## Extracted data entries
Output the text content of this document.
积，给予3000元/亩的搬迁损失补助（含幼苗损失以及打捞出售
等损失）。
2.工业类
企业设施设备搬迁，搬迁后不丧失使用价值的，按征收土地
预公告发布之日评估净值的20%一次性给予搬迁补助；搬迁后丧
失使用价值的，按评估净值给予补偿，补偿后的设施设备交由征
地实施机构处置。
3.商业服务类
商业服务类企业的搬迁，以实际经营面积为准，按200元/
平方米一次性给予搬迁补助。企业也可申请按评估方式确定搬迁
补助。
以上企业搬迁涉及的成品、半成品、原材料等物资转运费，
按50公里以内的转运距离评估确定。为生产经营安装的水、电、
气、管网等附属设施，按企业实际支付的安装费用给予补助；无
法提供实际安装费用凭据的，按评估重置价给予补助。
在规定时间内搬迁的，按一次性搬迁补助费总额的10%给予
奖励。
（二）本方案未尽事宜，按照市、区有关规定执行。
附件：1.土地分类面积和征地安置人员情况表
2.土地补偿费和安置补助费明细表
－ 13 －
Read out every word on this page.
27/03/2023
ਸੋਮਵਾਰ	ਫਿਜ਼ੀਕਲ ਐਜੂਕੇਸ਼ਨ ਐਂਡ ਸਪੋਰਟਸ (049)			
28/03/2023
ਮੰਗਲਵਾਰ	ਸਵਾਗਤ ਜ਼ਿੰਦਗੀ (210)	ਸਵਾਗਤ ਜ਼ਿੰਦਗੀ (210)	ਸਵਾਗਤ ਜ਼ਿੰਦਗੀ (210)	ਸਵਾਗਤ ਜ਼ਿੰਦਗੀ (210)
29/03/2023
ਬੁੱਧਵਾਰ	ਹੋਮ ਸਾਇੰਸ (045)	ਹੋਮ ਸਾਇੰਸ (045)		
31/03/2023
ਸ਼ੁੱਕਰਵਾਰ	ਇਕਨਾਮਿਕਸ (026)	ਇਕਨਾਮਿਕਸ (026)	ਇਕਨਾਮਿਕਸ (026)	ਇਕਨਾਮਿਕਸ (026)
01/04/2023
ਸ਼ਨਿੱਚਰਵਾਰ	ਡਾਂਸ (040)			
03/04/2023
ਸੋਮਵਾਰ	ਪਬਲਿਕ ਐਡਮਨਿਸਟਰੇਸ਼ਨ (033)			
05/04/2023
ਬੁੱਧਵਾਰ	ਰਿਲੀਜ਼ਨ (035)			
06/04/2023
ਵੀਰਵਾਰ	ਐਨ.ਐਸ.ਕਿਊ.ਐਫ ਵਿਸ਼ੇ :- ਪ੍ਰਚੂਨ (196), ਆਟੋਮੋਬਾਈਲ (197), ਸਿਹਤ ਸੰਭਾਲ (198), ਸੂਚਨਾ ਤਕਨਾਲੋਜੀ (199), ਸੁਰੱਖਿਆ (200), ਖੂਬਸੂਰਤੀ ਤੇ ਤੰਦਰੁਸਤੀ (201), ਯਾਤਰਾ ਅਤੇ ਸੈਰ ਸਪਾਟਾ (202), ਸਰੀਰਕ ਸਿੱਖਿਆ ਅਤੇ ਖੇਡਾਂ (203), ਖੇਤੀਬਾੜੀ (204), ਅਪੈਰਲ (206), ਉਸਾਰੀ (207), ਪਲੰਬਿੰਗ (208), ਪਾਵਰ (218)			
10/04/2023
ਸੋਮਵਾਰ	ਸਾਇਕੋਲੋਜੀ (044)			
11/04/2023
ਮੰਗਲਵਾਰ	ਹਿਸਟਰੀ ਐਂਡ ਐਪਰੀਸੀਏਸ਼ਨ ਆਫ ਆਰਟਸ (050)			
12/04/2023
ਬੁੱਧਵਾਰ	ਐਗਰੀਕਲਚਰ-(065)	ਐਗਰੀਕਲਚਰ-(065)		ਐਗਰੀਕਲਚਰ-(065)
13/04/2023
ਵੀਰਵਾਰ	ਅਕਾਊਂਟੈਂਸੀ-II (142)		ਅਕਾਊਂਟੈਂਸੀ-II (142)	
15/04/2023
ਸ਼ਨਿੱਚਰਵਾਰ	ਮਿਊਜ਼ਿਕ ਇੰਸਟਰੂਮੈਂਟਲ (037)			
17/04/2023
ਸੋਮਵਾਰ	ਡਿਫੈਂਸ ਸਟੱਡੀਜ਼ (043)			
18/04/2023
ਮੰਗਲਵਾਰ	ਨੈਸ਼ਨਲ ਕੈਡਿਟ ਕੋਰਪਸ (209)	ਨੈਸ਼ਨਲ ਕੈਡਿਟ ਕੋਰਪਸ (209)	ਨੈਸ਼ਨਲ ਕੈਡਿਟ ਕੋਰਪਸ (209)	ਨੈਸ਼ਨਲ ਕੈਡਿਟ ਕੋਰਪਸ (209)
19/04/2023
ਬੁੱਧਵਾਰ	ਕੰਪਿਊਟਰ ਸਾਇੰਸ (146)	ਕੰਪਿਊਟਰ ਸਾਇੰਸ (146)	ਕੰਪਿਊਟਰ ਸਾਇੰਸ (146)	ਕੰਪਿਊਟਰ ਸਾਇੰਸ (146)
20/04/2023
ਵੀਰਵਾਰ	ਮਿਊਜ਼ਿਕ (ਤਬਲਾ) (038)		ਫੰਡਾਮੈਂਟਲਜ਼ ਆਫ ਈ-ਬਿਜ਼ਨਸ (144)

## What you should do
Write out all records exactly, keeping every detail.

## Reply
Output the text content of this document.
积，给予3000元/亩的搬迁损失补助（含幼苗损失以及打捞出售
等损失）。
2.工业类
企业设施设备搬迁，搬迁后不丧失使用价值的，按征收土地
预公告发布之日评估净值的20%一次性给予搬迁补助；搬迁后丧
失使用价值的，按评估净值给予补偿，补偿后的设施设备交由征
地实施机构处置。
3.商业服务类
商业服务类企业的搬迁，以实际经营面积为准，按200元/
平方米一次性给予搬迁补助。企业也可申请按评估方式确定搬迁
补助。
以上企业搬迁涉及的成品、半成品、原材料等物资转运费，
按50公里以内的转运距离评估确定。为生产经营安装的水、电、
气、管网等附属设施，按企业实际支付的安装费用给予补助；无
法提供实际安装费用凭据的，按评估重置价给予补助。
在规定时间内搬迁的，按一次性搬迁补助费总额的10%给予
奖励。
（二）本方案未尽事宜，按照市、区有关规定执行。
附件：1.土地分类面积和征地安置人员情况表
2.土地补偿费和安置补助费明细表
－ 13 －
Read out every word on this page.
27/03/2023
ਸੋਮਵਾਰ	ਫਿਜ਼ੀਕਲ ਐਜੂਕੇਸ਼ਨ ਐਂਡ ਸਪੋਰਟਸ (049)			
28/03/2023
ਮੰਗਲਵਾਰ	ਸਵਾਗਤ ਜ਼ਿੰਦਗੀ (210)	ਸਵਾਗਤ ਜ਼ਿੰਦਗੀ (210)	ਸਵਾਗਤ ਜ਼ਿੰਦਗੀ (210)	ਸਵਾਗਤ ਜ਼ਿੰਦਗੀ (210)
29/03/2023
ਬੁੱਧਵਾਰ	ਹੋਮ ਸਾਇੰਸ (045)	ਹੋਮ ਸਾਇੰਸ (045)		
31/03/2023
ਸ਼ੁੱਕਰਵਾਰ	ਇਕਨਾਮਿਕਸ (026)	ਇਕਨਾਮਿਕਸ (026)	ਇਕਨਾਮਿਕਸ (026)	ਇਕਨਾਮਿਕਸ (026)
01/04/2023
ਸ਼ਨਿੱਚਰਵਾਰ	ਡਾਂਸ (040)			
03/04/2023
ਸੋਮਵਾਰ	ਪਬਲਿਕ ਐਡਮਨਿਸਟਰੇਸ਼ਨ (033)			
05/04/2023
ਬੁੱਧਵਾਰ	ਰਿਲੀਜ਼ਨ (035)			
06/04/2023
ਵੀਰਵਾਰ	ਐਨ.ਐਸ.ਕਿਊ.ਐਫ ਵਿਸ਼ੇ :- ਪ੍ਰਚੂਨ (196), ਆਟੋਮੋਬਾਈਲ (197), ਸਿਹਤ ਸੰਭਾਲ (198), ਸੂਚਨਾ ਤਕਨਾਲੋਜੀ (199), ਸੁਰੱਖਿਆ (200), ਖੂਬਸੂਰਤੀ ਤੇ ਤੰਦਰੁਸਤੀ (201), ਯਾਤਰਾ ਅਤੇ ਸੈਰ ਸਪਾਟਾ (202), ਸਰੀਰਕ ਸਿੱਖਿਆ ਅਤੇ ਖੇਡਾਂ (203), ਖੇਤੀਬਾੜੀ (204), ਅਪੈਰਲ (206), ਉਸਾਰੀ (207), ਪਲੰਬਿੰਗ (208), ਪਾਵਰ (218)			
10/04/2023
ਸੋਮਵਾਰ	ਸਾਇਕੋਲੋਜੀ (044)			
11/04/2023
ਮੰਗਲਵਾਰ	ਹਿਸਟਰੀ ਐਂਡ ਐਪਰੀਸੀਏਸ਼ਨ ਆਫ ਆਰਟਸ (050)			
12/04/2023
ਬੁੱਧਵਾਰ	ਐਗਰੀਕਲਚਰ-(065)	ਐਗਰੀਕਲਚਰ-(065)		ਐਗਰੀਕਲਚਰ-(065)
13/04/2023
ਵੀਰਵਾਰ	ਅਕਾਊਂਟੈਂਸੀ-II (142)		ਅਕਾਊਂਟੈਂਸੀ-II (142)	
15/04/2023
ਸ਼ਨਿੱਚਰਵਾਰ	ਮਿਊਜ਼ਿਕ ਇੰਸਟਰੂਮੈਂਟਲ (037)			
17/04/2023
ਸੋਮਵਾਰ	ਡਿਫੈਂਸ ਸਟੱਡੀਜ਼ (043)			
18/04/2023
ਮੰਗਲਵਾਰ	ਨੈਸ਼ਨਲ ਕੈਡਿਟ ਕੋਰਪਸ (209)	ਨੈਸ਼ਨਲ ਕੈਡਿਟ ਕੋਰਪਸ (209)	ਨੈਸ਼ਨਲ ਕੈਡਿਟ ਕੋਰਪਸ (209)	ਨੈਸ਼ਨਲ ਕੈਡਿਟ ਕੋਰਪਸ (209)
19/04/2023
ਬੁੱਧਵਾਰ	ਕੰਪਿਊਟਰ ਸਾਇੰਸ (146)	ਕੰਪਿਊਟਰ ਸਾਇੰਸ (146)	ਕੰਪਿਊਟਰ ਸਾਇੰਸ (146)	ਕੰਪਿਊਟਰ ਸਾਇੰਸ (146)
20/04/2023
ਵੀਰਵਾਰ	ਮਿਊਜ਼ਿਕ (ਤਬਲਾ) (038)		ਫੰਡਾਮੈਂਟਲਜ਼ ਆਫ ਈ-ਬਿਜ਼ਨਸ (144)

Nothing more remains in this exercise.